● **Records supplied**
= = = =
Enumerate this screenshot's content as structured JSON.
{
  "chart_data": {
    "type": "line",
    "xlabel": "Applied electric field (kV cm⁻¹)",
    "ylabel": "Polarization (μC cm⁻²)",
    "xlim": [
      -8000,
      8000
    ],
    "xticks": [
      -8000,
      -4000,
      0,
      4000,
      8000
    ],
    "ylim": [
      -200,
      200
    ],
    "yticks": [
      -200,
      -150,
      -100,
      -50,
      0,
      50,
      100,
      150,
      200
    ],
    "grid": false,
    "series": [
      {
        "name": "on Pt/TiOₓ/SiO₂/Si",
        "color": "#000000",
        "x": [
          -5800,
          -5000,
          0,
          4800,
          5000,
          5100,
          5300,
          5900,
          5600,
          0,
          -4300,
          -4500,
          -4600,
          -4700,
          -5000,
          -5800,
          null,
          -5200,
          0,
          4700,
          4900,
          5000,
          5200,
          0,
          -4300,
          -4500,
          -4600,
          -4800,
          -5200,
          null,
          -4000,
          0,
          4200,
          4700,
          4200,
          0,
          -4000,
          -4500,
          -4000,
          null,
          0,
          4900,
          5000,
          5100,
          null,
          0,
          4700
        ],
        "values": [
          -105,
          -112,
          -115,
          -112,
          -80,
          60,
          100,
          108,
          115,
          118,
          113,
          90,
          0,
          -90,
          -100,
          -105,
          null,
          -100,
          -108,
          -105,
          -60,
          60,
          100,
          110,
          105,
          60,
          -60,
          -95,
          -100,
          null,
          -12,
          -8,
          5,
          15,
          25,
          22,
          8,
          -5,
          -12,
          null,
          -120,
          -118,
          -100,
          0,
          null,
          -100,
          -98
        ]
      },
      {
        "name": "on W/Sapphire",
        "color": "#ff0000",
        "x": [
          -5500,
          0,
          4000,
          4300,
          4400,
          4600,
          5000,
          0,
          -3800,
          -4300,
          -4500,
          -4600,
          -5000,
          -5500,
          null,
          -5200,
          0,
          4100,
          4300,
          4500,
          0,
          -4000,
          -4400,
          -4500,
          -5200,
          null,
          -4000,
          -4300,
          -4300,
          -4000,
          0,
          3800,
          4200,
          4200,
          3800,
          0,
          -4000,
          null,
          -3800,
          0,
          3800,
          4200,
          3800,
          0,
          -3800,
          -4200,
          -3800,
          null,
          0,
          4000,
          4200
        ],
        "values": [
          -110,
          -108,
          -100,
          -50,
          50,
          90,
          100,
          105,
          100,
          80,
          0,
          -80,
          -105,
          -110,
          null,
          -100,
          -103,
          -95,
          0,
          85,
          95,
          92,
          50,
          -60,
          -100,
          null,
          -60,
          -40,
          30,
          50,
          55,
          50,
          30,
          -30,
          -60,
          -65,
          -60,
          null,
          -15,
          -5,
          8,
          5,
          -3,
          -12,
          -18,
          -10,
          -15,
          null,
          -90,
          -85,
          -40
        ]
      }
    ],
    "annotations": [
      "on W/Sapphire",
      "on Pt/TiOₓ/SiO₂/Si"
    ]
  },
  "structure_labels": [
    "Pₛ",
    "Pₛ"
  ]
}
= = = =
● **Instructions for the task**
Exactly as written, please output every entry.

● **Output of the task**
Enumerate this screenshot's content as structured JSON.
{
  "chart_data": {
    "type": "line",
    "xlabel": "Applied electric field (kV cm⁻¹)",
    "ylabel": "Polarization (μC cm⁻²)",
    "xlim": [
      -8000,
      8000
    ],
    "xticks": [
      -8000,
      -4000,
      0,
      4000,
      8000
    ],
    "ylim": [
      -200,
      200
    ],
    "yticks": [
      -200,
      -150,
      -100,
      -50,
      0,
      50,
      100,
      150,
      200
    ],
    "grid": false,
    "series": [
      {
        "name": "on Pt/TiOₓ/SiO₂/Si",
        "color": "#000000",
        "x": [
          -5800,
          -5000,
          0,
          4800,
          5000,
          5100,
          5300,
          5900,
          5600,
          0,
          -4300,
          -4500,
          -4600,
          -4700,
          -5000,
          -5800,
          null,
          -5200,
          0,
          4700,
          4900,
          5000,
          5200,
          0,
          -4300,
          -4500,
          -4600,
          -4800,
          -5200,
          null,
          -4000,
          0,
          4200,
          4700,
          4200,
          0,
          -4000,
          -4500,
          -4000,
          null,
          0,
          4900,
          5000,
          5100,
          null,
          0,
          4700
        ],
        "values": [
          -105,
          -112,
          -115,
          -112,
          -80,
          60,
          100,
          108,
          115,
          118,
          113,
          90,
          0,
          -90,
          -100,
          -105,
          null,
          -100,
          -108,
          -105,
          -60,
          60,
          100,
          110,
          105,
          60,
          -60,
          -95,
          -100,
          null,
          -12,
          -8,
          5,
          15,
          25,
          22,
          8,
          -5,
          -12,
          null,
          -120,
          -118,
          -100,
          0,
          null,
          -100,
          -98
        ]
      },
      {
        "name": "on W/Sapphire",
        "color": "#ff0000",
        "x": [
          -5500,
          0,
          4000,
          4300,
          4400,
          4600,
          5000,
          0,
          -3800,
          -4300,
          -4500,
          -4600,
          -5000,
          -5500,
          null,
          -5200,
          0,
          4100,
          4300,
          4500,
          0,
          -4000,
          -4400,
          -4500,
          -5200,
          null,
          -4000,
          -4300,
          -4300,
          -4000,
          0,
          3800,
          4200,
          4200,
          3800,
          0,
          -4000,
          null,
          -3800,
          0,
          3800,
          4200,
          3800,
          0,
          -3800,
          -4200,
          -3800,
          null,
          0,
          4000,
          4200
        ],
        "values": [
          -110,
          -108,
          -100,
          -50,
          50,
          90,
          100,
          105,
          100,
          80,
          0,
          -80,
          -105,
          -110,
          null,
          -100,
          -103,
          -95,
          0,
          85,
          95,
          92,
          50,
          -60,
          -100,
          null,
          -60,
          -40,
          30,
          50,
          55,
          50,
          30,
          -30,
          -60,
          -65,
          -60,
          null,
          -15,
          -5,
          8,
          5,
          -3,
          -12,
          -18,
          -10,
          -15,
          null,
          -90,
          -85,
          -40
        ]
      }
    ],
    "annotations": [
      "on W/Sapphire",
      "on Pt/TiOₓ/SiO₂/Si"
    ]
  },
  "structure_labels": [
    "Pₛ",
    "Pₛ"
  ]
}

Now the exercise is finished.